_Task_
Repeat each line of the material exactly.

_Provided material_
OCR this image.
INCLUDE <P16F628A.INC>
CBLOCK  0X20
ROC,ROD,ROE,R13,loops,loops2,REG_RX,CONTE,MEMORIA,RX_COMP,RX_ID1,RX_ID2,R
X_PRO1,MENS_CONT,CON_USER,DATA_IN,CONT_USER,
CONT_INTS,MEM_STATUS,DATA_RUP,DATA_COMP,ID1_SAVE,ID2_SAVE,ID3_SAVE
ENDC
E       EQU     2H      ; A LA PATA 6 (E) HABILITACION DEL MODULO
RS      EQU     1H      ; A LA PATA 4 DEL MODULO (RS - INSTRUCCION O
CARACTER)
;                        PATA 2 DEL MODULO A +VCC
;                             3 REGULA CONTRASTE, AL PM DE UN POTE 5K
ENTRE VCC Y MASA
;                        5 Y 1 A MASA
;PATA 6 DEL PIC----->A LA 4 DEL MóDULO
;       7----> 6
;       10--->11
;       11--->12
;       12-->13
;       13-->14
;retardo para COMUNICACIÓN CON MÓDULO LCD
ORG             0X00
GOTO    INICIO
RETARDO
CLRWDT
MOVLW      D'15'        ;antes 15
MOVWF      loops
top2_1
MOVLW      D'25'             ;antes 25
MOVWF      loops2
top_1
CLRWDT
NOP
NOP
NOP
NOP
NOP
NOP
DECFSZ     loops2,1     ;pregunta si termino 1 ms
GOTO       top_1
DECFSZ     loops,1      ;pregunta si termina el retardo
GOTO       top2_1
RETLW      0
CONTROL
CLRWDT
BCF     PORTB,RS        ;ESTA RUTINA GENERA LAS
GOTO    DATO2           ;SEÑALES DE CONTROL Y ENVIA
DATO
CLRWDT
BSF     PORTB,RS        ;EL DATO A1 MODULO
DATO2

_Result for this task_
OCR this image.
INCLUDE <P16F628A.INC>
CBLOCK  0X20
ROC,ROD,ROE,R13,loops,loops2,REG_RX,CONTE,MEMORIA,RX_COMP,RX_ID1,RX_ID2,R
X_PRO1,MENS_CONT,CON_USER,DATA_IN,CONT_USER,
CONT_INTS,MEM_STATUS,DATA_RUP,DATA_COMP,ID1_SAVE,ID2_SAVE,ID3_SAVE
ENDC
E       EQU     2H      ; A LA PATA 6 (E) HABILITACION DEL MODULO
RS      EQU     1H      ; A LA PATA 4 DEL MODULO (RS - INSTRUCCION O
CARACTER)
;                        PATA 2 DEL MODULO A +VCC
;                             3 REGULA CONTRASTE, AL PM DE UN POTE 5K
ENTRE VCC Y MASA
;                        5 Y 1 A MASA
;PATA 6 DEL PIC----->A LA 4 DEL MóDULO
;       7----> 6
;       10--->11
;       11--->12
;       12-->13
;       13-->14
;retardo para COMUNICACIÓN CON MÓDULO LCD
ORG             0X00
GOTO    INICIO
RETARDO
CLRWDT
MOVLW      D'15'        ;antes 15
MOVWF      loops
top2_1
MOVLW      D'25'             ;antes 25
MOVWF      loops2
top_1
CLRWDT
NOP
NOP
NOP
NOP
NOP
NOP
DECFSZ     loops2,1     ;pregunta si termino 1 ms
GOTO       top_1
DECFSZ     loops,1      ;pregunta si termina el retardo
GOTO       top2_1
RETLW      0
CONTROL
CLRWDT
BCF     PORTB,RS        ;ESTA RUTINA GENERA LAS
GOTO    DATO2           ;SEÑALES DE CONTROL Y ENVIA
DATO
CLRWDT
BSF     PORTB,RS        ;EL DATO A1 MODULO
DATO2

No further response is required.